Goal: Bring together all lines of the material below that contain the string "axis".

Exercise inputs:
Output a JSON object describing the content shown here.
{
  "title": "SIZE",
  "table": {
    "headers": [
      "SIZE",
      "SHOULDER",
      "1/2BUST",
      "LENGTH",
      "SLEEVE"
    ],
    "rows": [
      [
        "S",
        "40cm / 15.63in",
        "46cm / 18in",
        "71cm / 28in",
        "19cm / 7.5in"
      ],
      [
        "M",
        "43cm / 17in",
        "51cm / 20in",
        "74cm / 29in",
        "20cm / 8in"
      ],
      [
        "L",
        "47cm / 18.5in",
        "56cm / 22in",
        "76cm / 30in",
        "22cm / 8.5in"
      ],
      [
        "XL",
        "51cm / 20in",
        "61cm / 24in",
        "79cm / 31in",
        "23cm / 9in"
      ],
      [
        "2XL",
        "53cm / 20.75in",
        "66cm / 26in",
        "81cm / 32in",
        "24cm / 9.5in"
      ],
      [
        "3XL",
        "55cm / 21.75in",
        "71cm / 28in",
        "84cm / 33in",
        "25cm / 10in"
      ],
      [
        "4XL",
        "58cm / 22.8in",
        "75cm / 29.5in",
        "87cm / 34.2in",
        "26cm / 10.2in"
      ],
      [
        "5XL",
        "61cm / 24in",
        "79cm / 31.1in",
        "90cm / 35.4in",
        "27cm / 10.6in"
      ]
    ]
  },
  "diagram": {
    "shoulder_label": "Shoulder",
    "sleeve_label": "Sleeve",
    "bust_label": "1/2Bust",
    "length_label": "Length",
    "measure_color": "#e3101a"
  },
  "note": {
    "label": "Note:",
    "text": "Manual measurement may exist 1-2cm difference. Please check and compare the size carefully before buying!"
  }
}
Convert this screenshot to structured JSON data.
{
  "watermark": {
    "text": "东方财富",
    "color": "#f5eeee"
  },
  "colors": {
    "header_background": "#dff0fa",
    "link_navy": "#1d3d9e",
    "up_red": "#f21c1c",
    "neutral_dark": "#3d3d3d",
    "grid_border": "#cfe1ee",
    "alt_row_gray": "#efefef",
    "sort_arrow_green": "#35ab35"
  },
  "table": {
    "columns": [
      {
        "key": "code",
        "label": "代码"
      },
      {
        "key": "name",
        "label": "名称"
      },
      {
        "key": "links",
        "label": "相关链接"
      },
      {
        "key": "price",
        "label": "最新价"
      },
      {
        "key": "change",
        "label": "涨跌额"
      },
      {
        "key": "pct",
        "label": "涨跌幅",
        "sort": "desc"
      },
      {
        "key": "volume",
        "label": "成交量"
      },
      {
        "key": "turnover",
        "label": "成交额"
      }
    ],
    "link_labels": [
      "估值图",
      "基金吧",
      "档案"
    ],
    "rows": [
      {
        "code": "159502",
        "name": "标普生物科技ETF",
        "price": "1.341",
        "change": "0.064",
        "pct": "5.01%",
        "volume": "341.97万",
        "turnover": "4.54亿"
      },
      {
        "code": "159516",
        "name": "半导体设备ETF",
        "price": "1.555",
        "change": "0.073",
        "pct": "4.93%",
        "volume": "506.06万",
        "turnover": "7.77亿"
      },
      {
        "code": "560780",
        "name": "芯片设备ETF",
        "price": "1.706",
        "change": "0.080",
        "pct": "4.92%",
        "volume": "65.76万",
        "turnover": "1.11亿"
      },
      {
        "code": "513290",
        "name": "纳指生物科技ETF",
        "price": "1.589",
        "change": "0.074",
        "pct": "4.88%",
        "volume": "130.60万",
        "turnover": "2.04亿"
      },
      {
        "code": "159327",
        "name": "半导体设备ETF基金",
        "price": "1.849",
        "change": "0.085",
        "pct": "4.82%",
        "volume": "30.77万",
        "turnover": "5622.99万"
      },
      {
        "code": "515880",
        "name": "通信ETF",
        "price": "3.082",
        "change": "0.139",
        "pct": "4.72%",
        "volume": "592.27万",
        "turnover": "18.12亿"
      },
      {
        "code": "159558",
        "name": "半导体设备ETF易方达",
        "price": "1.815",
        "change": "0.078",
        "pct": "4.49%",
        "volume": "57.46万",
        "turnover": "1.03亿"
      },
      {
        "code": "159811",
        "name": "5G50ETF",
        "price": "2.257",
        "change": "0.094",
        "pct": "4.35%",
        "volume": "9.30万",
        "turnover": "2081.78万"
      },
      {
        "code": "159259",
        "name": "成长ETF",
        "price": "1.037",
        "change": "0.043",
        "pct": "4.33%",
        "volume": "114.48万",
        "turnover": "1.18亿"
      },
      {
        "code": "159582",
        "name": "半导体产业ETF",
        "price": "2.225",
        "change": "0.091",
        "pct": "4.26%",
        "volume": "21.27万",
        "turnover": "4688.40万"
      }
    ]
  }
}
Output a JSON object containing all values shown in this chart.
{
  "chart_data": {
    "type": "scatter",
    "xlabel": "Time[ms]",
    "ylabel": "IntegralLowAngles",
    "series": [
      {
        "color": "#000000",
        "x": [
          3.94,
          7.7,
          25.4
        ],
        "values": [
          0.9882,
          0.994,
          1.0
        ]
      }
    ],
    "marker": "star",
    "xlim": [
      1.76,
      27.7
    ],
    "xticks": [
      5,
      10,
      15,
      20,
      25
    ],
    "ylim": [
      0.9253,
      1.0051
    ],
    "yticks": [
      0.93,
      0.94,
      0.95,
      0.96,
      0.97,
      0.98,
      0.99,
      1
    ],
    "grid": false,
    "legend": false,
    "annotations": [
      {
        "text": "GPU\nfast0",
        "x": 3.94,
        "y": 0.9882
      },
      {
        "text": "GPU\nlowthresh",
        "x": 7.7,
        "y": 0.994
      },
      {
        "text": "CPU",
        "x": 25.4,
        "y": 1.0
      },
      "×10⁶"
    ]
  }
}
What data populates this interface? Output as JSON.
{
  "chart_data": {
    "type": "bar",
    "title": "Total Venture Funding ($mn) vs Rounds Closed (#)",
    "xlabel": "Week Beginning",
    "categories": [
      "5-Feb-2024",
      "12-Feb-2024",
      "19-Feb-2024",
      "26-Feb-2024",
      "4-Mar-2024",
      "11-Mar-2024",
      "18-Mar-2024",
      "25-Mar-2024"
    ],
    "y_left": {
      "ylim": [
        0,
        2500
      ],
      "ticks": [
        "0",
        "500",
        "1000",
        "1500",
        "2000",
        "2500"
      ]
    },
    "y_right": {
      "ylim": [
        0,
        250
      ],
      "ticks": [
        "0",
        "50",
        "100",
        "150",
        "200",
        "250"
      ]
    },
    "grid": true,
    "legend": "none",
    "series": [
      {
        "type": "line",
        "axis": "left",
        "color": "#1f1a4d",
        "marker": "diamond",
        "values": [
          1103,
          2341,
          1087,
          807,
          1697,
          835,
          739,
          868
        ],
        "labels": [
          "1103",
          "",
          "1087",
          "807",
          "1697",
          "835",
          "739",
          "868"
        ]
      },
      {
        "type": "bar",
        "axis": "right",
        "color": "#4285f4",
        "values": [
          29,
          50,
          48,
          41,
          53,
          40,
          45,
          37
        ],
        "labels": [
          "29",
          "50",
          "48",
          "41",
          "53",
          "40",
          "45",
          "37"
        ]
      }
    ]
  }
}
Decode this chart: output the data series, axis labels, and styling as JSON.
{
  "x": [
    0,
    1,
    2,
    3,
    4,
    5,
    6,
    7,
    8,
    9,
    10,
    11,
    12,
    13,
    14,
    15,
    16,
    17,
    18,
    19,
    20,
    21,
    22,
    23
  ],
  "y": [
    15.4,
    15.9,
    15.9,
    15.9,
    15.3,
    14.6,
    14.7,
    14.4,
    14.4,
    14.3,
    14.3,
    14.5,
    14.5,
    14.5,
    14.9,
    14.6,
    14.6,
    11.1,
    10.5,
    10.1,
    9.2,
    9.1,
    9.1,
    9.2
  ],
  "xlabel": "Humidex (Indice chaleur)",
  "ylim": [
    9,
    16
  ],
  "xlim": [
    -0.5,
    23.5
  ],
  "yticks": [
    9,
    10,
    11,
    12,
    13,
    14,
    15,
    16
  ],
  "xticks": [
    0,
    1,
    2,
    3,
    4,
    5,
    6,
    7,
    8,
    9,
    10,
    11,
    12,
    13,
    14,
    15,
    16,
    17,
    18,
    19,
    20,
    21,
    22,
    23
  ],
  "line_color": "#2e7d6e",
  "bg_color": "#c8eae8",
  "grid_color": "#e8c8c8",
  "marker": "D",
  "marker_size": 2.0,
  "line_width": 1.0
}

Solution for this task:
        "axis": "left",
        "axis": "right",
Decode this chart: output the data series, axis labels, and styling as JSON.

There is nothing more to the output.